- _EXERCISE TASK_:
Wherever the string "incluyen" occurs in a line of these records, report that line.

- _LISTED ENTRIES_:

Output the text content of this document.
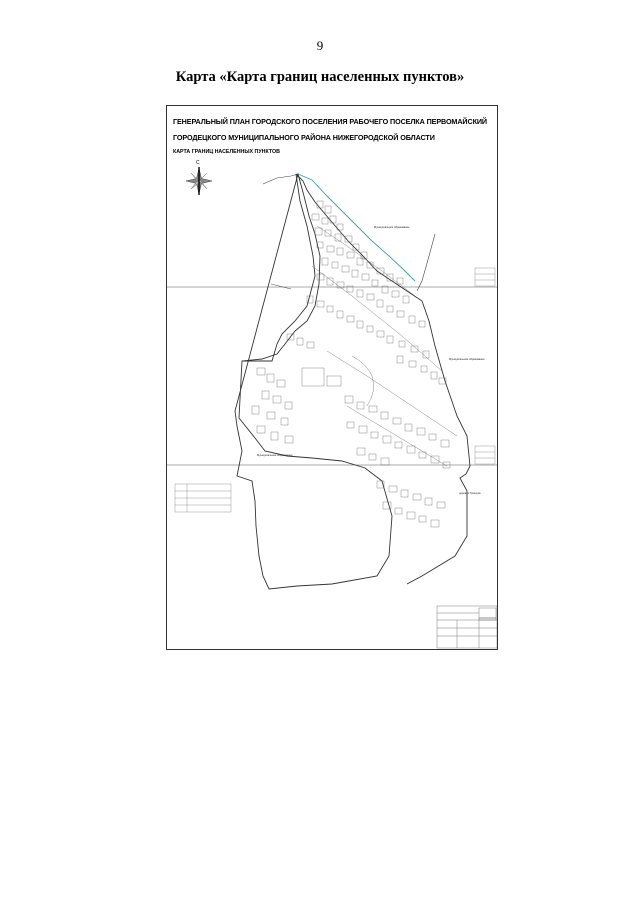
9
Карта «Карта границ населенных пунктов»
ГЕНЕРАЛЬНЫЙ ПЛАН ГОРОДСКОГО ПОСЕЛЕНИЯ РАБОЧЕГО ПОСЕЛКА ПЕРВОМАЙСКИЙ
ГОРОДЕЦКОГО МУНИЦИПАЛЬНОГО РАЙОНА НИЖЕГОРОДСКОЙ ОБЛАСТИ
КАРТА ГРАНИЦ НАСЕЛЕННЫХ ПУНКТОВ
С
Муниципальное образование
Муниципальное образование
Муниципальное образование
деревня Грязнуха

---

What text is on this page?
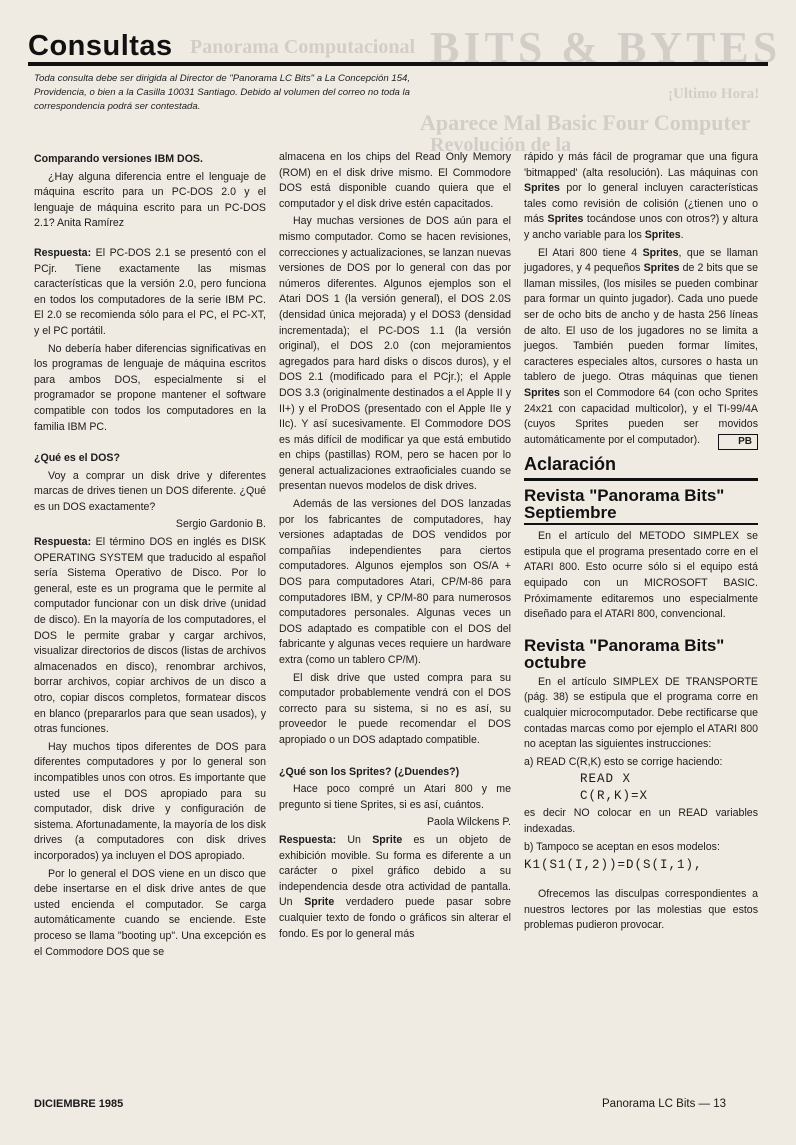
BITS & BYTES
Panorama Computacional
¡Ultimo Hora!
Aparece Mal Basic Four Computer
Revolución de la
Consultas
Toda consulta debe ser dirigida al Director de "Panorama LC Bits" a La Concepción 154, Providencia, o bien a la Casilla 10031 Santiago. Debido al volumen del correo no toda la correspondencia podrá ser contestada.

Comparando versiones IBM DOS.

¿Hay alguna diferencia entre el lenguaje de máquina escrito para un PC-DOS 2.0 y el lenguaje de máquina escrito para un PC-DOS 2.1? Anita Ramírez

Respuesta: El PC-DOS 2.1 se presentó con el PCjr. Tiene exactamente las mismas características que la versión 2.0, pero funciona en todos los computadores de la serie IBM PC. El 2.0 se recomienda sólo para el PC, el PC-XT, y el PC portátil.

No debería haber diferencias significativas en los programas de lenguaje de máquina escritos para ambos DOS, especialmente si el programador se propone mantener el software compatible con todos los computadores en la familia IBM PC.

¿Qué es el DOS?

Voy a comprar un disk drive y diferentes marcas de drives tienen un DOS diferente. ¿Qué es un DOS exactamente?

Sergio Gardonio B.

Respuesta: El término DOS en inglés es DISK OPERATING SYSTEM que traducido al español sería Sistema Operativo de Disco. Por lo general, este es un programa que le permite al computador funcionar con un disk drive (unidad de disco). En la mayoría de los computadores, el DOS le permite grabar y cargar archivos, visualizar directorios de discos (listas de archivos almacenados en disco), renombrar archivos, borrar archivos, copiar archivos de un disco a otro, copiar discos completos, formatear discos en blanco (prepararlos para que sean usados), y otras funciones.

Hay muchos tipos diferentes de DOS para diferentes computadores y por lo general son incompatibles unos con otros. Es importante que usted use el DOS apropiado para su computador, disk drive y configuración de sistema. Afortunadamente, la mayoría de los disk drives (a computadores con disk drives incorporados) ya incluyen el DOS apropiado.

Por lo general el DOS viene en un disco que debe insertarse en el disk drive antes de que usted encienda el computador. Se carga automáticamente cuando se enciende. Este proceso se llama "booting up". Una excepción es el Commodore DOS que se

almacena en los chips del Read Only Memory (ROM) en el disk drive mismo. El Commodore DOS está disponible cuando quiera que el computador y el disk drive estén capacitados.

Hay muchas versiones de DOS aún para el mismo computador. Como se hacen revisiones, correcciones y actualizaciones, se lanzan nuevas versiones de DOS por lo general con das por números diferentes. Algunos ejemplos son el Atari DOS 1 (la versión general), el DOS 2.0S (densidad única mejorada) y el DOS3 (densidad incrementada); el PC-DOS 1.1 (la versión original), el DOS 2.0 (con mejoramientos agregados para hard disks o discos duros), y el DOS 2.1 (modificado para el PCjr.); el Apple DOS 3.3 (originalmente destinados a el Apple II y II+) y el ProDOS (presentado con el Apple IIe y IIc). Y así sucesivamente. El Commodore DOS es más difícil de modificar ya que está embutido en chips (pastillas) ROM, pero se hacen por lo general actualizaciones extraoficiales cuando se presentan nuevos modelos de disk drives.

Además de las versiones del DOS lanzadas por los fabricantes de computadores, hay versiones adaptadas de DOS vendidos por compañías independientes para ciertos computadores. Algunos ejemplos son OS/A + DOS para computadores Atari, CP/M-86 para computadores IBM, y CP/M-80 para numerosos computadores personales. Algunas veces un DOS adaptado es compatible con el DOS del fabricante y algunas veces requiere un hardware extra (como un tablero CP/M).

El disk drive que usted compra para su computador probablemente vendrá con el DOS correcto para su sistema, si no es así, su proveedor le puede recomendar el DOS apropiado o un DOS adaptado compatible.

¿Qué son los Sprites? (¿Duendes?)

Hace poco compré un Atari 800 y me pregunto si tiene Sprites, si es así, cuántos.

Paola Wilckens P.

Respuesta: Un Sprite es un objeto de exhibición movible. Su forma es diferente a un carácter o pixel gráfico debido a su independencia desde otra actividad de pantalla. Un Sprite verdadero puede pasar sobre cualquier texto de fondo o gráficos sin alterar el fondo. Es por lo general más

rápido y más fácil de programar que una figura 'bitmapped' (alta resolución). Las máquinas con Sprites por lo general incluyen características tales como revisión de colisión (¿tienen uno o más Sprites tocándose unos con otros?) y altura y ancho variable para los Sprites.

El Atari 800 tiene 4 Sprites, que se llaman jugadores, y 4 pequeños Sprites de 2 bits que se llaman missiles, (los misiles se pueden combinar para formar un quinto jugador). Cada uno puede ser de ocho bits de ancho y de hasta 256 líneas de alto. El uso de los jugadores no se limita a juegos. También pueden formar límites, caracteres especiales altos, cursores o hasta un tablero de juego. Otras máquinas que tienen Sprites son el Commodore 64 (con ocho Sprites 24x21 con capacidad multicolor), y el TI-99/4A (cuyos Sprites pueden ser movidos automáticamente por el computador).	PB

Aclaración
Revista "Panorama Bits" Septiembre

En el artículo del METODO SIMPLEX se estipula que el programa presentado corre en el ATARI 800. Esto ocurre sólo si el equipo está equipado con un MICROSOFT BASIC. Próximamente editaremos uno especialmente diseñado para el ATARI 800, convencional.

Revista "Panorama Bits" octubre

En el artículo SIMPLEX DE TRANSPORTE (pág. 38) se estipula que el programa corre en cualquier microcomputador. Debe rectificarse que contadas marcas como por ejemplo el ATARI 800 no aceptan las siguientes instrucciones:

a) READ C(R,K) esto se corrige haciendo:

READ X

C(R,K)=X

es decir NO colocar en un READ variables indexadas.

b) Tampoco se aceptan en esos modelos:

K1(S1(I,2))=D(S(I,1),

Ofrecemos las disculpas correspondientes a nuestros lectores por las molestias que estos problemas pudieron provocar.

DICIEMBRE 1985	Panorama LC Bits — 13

- _EXERCISE OUTPUT_:
Hay muchos tipos diferentes de DOS para diferentes computadores y por lo general son incompatibles unos con otros. Es importante que usted use el DOS apropiado para su computador, disk drive y configuración de sistema. Afortunadamente, la mayoría de los disk drives (a computadores con disk drives incorporados) ya incluyen el DOS apropiado.
rápido y más fácil de programar que una figura 'bitmapped' (alta resolución). Las máquinas con Sprites por lo general incluyen características tales como revisión de colisión (¿tienen uno o más Sprites tocándose unos con otros?) y altura y ancho variable para los Sprites.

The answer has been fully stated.